--- DATASET ---

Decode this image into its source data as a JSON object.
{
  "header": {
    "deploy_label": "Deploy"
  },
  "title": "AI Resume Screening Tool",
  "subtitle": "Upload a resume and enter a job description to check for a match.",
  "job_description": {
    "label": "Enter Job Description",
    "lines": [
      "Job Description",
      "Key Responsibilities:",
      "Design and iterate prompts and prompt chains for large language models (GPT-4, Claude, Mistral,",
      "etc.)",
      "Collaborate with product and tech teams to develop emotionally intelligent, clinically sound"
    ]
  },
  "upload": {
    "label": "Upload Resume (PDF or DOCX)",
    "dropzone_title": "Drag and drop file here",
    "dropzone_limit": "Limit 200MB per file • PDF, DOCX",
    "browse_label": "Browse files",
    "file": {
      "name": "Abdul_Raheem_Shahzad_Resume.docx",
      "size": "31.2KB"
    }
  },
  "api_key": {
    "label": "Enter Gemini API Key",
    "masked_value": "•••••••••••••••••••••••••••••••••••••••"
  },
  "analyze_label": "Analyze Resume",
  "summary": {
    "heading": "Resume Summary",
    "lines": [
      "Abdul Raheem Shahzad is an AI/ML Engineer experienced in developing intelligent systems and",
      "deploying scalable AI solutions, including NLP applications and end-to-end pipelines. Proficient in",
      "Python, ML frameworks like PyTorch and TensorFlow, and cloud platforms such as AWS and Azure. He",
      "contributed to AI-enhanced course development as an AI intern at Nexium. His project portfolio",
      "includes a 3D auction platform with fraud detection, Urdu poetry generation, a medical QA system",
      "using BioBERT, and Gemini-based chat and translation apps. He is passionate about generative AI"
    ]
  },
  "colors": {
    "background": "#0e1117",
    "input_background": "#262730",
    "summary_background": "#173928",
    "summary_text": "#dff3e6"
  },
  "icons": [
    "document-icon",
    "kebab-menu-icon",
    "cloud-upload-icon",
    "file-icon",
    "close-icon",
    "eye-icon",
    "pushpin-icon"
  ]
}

---

WHAT THE EXERCISE ASKS:
Return every line of the preceding records in which the word "with" appears.

SOLUTION FOR THIS EXERCISE:
      "Collaborate with product and tech teams to develop emotionally intelligent, clinically sound"
      "includes a 3D auction platform with fraud detection, Urdu poetry generation, a medical QA system",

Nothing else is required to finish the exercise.